==== Data supplied
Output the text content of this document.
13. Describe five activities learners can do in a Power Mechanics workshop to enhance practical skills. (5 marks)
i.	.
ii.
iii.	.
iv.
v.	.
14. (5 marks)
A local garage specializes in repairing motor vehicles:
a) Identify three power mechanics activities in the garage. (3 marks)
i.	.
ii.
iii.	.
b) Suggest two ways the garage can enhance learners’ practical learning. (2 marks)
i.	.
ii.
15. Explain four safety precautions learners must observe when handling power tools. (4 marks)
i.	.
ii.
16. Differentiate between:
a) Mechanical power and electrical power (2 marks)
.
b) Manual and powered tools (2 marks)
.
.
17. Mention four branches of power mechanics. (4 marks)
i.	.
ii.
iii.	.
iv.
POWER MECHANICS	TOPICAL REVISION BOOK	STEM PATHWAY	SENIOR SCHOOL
========
Exercise requirements:
Gather each line in the entries above where the string "garage" is found.

In response:
A local garage specializes in repairing motor vehicles:
a) Identify three power mechanics activities in the garage. (3 marks)
b) Suggest two ways the garage can enhance learners’ practical learning. (2 marks)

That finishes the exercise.